(A run of records)
_ _ _

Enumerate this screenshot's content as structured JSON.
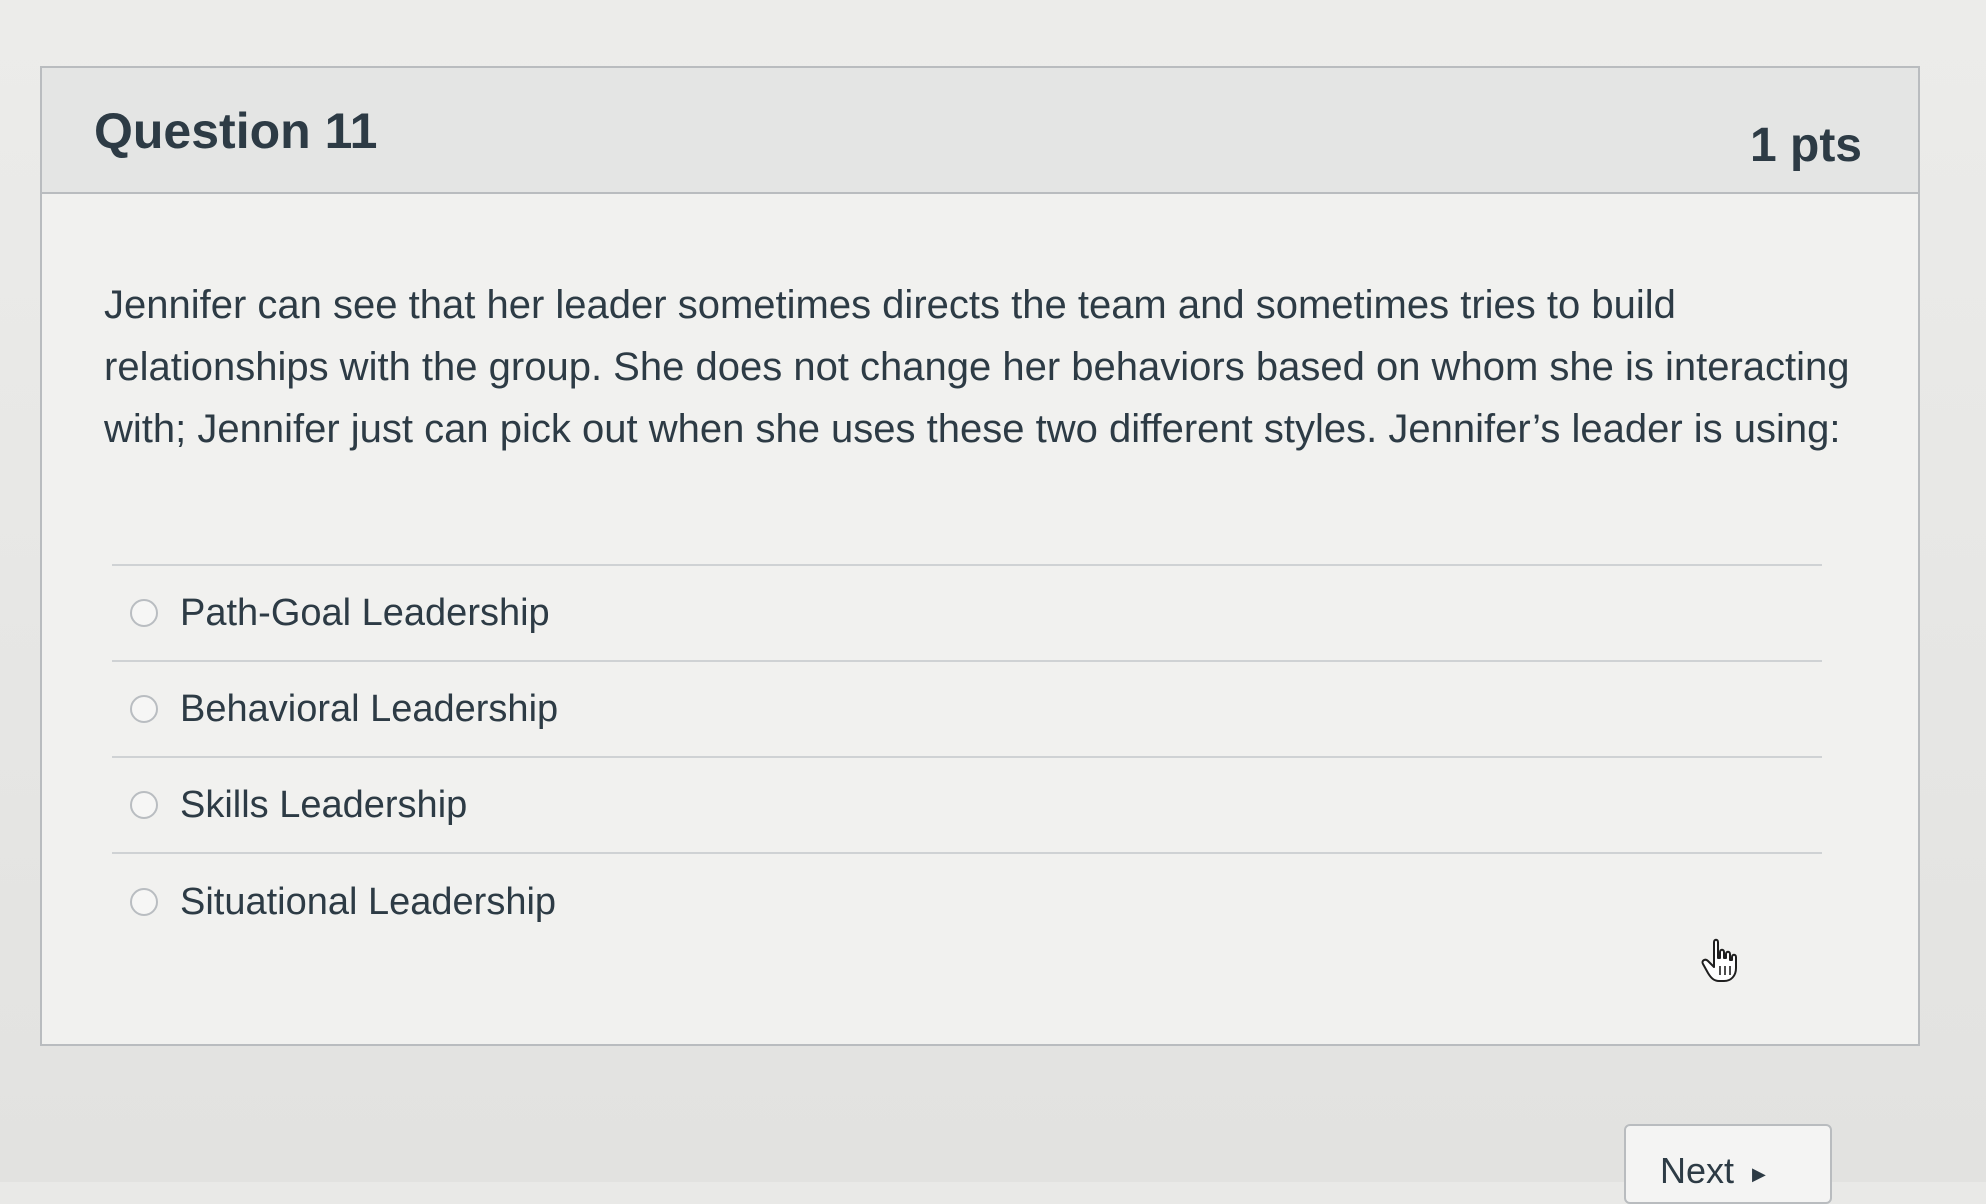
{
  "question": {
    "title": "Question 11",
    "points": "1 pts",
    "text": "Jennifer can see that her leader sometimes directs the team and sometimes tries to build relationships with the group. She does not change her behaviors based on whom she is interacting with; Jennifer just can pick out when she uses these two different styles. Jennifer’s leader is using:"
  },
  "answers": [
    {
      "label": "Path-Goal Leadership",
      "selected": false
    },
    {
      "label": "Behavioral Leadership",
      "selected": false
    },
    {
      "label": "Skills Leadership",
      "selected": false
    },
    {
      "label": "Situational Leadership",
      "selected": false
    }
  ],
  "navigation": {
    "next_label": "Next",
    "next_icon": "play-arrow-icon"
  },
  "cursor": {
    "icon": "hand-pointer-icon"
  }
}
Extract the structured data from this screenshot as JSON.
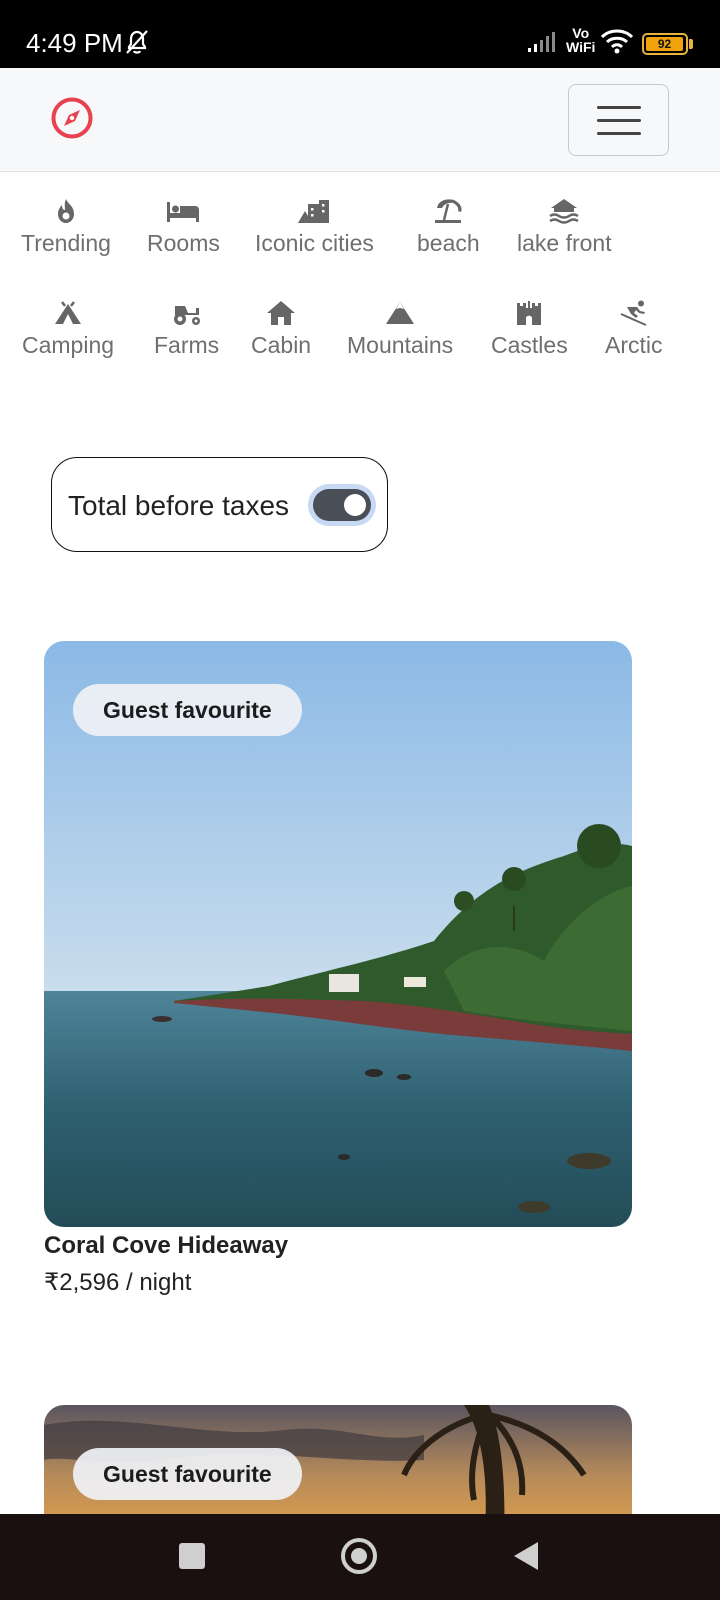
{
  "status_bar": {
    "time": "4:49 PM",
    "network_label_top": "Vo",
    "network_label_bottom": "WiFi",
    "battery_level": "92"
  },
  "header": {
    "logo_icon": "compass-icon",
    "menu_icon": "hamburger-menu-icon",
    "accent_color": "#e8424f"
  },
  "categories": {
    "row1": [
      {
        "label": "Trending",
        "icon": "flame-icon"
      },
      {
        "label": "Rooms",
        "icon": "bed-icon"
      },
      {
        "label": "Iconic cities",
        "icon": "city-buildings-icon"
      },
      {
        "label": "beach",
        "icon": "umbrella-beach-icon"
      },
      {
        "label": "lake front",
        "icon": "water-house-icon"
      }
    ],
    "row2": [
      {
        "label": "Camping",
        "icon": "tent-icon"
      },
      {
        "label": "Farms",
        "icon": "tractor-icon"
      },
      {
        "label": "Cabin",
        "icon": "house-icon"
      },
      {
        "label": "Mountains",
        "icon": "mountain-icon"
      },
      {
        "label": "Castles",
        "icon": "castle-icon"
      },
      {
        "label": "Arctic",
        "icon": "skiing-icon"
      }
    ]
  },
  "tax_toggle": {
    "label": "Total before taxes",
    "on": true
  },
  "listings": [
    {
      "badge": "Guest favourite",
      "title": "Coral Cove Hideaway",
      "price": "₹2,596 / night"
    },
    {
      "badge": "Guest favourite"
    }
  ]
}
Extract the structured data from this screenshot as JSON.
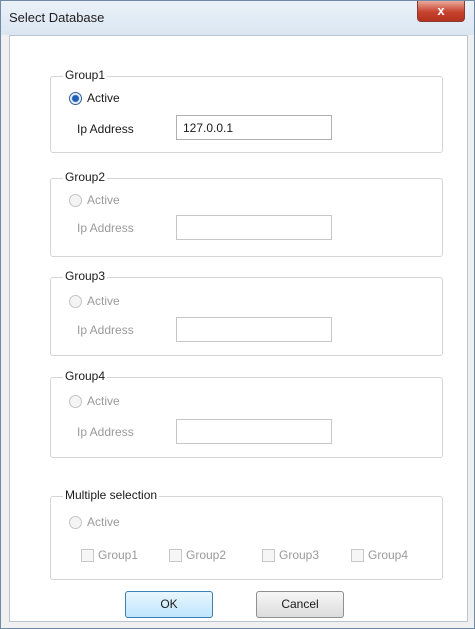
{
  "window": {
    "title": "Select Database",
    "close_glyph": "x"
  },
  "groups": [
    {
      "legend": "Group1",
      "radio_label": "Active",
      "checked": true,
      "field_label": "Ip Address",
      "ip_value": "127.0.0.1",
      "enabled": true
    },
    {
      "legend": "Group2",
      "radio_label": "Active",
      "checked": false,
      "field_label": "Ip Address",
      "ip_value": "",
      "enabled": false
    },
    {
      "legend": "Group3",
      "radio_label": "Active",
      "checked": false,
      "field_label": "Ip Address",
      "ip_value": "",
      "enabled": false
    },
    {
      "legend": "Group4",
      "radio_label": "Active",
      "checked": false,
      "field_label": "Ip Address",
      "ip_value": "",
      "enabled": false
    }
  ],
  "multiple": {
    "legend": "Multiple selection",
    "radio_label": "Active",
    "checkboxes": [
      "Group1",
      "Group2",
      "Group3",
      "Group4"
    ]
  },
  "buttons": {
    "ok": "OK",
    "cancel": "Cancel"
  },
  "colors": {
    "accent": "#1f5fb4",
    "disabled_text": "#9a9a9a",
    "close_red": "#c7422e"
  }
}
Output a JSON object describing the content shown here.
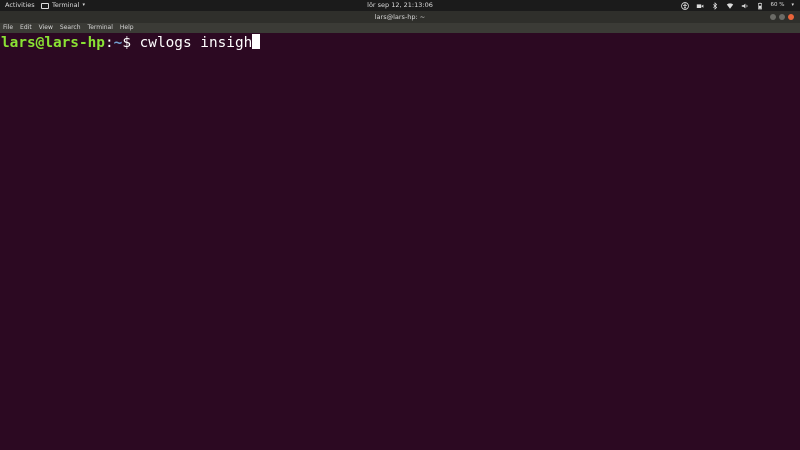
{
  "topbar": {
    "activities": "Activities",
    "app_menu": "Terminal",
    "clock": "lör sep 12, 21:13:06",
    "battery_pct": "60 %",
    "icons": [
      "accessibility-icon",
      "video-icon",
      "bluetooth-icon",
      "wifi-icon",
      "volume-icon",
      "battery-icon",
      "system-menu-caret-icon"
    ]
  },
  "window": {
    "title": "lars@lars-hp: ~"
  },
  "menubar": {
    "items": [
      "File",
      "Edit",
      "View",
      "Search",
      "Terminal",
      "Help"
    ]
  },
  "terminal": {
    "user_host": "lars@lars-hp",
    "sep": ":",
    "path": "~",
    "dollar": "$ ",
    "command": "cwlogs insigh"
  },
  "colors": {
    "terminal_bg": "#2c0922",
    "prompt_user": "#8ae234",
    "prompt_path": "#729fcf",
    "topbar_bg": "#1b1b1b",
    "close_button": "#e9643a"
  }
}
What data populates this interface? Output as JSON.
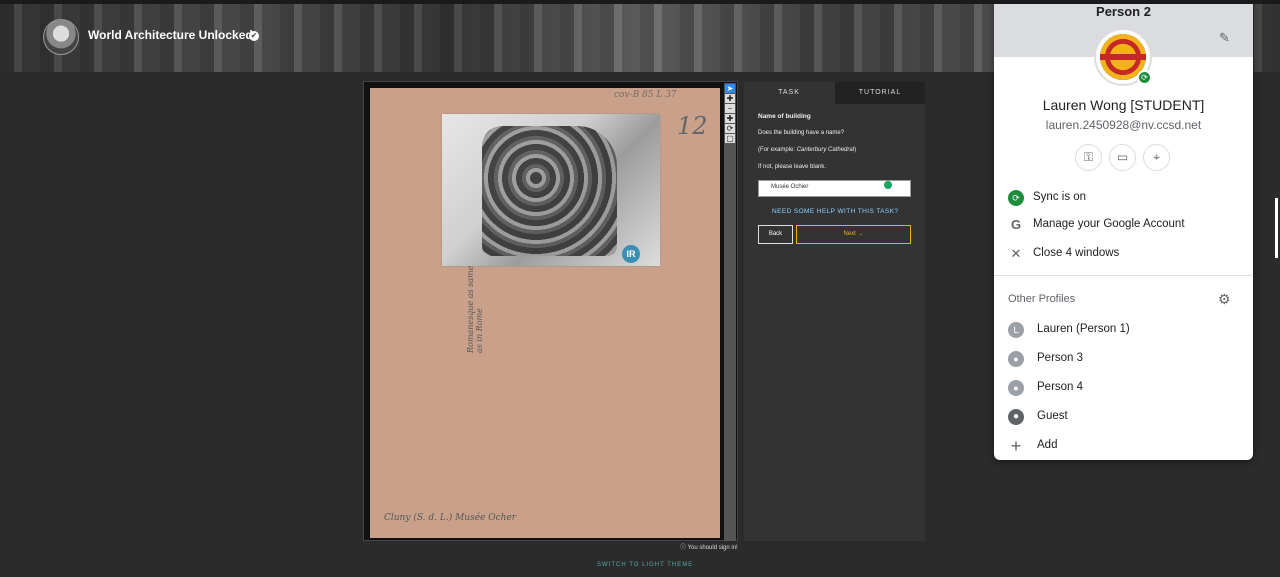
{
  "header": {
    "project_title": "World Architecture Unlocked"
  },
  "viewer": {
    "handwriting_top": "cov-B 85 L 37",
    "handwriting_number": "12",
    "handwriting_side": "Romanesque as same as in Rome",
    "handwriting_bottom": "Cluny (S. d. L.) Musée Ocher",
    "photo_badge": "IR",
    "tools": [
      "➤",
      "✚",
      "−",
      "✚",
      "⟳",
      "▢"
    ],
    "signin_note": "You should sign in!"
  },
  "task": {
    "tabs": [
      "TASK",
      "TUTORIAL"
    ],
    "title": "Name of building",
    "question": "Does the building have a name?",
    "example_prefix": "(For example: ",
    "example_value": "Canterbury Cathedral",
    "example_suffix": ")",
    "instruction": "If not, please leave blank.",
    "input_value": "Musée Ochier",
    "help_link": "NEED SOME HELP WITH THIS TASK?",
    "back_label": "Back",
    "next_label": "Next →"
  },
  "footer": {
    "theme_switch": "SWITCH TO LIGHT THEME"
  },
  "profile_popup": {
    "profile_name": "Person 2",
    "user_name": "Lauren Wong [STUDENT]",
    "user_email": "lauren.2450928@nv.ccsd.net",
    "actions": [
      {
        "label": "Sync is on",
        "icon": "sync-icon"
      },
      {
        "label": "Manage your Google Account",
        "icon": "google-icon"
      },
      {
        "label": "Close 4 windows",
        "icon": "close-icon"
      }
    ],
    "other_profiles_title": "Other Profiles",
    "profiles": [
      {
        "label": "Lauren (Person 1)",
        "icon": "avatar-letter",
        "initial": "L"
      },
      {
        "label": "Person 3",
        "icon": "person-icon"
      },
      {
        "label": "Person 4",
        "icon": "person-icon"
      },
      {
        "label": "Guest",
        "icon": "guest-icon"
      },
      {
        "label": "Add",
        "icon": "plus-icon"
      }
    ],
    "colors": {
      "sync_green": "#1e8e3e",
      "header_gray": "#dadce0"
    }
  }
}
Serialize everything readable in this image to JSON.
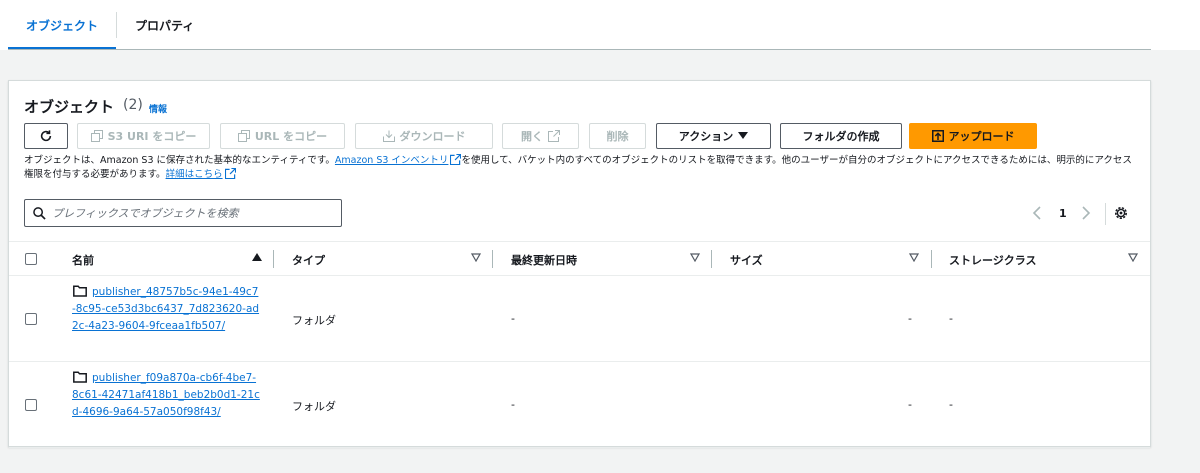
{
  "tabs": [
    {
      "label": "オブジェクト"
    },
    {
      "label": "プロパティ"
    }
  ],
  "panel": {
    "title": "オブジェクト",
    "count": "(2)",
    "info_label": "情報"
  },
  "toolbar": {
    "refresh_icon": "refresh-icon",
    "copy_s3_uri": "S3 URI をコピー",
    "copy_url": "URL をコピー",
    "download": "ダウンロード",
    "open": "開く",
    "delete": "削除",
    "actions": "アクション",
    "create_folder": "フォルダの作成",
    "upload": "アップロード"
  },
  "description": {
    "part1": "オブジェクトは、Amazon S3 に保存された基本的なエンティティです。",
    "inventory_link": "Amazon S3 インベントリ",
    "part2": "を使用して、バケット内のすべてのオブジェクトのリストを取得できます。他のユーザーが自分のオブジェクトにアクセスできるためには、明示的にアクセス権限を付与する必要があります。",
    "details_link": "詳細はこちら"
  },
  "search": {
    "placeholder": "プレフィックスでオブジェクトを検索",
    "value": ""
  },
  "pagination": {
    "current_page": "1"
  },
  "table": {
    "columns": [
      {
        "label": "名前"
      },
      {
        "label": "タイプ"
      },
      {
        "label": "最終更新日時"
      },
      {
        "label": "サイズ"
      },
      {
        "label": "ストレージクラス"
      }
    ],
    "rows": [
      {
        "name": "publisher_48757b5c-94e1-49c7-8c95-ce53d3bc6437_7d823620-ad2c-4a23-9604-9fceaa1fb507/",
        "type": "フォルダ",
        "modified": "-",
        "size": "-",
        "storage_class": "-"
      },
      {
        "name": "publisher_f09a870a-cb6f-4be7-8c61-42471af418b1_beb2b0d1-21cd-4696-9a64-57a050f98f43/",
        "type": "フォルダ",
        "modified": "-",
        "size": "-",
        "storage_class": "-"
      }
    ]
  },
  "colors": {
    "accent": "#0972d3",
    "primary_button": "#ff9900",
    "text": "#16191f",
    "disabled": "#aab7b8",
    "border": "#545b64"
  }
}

_ _ _

What to do
Retype exactly the lines from the one containing "Serialize everything readable" through the last line of the records above, both included, and leave out any pictures.

Solution for this exercise
Serialize everything readable in this image to JSON.
{
  "tabs": [
    {
      "label": "オブジェクト"
    },
    {
      "label": "プロパティ"
    }
  ],
  "panel": {
    "title": "オブジェクト",
    "count": "(2)",
    "info_label": "情報"
  },
  "toolbar": {
    "refresh_icon": "refresh-icon",
    "copy_s3_uri": "S3 URI をコピー",
    "copy_url": "URL をコピー",
    "download": "ダウンロード",
    "open": "開く",
    "delete": "削除",
    "actions": "アクション",
    "create_folder": "フォルダの作成",
    "upload": "アップロード"
  },
  "description": {
    "part1": "オブジェクトは、Amazon S3 に保存された基本的なエンティティです。",
    "inventory_link": "Amazon S3 インベントリ",
    "part2": "を使用して、バケット内のすべてのオブジェクトのリストを取得できます。他のユーザーが自分のオブジェクトにアクセスできるためには、明示的にアクセス権限を付与する必要があります。",
    "details_link": "詳細はこちら"
  },
  "search": {
    "placeholder": "プレフィックスでオブジェクトを検索",
    "value": ""
  },
  "pagination": {
    "current_page": "1"
  },
  "table": {
    "columns": [
      {
        "label": "名前"
      },
      {
        "label": "タイプ"
      },
      {
        "label": "最終更新日時"
      },
      {
        "label": "サイズ"
      },
      {
        "label": "ストレージクラス"
      }
    ],
    "rows": [
      {
        "name": "publisher_48757b5c-94e1-49c7-8c95-ce53d3bc6437_7d823620-ad2c-4a23-9604-9fceaa1fb507/",
        "type": "フォルダ",
        "modified": "-",
        "size": "-",
        "storage_class": "-"
      },
      {
        "name": "publisher_f09a870a-cb6f-4be7-8c61-42471af418b1_beb2b0d1-21cd-4696-9a64-57a050f98f43/",
        "type": "フォルダ",
        "modified": "-",
        "size": "-",
        "storage_class": "-"
      }
    ]
  },
  "colors": {
    "accent": "#0972d3",
    "primary_button": "#ff9900",
    "text": "#16191f",
    "disabled": "#aab7b8",
    "border": "#545b64"
  }
}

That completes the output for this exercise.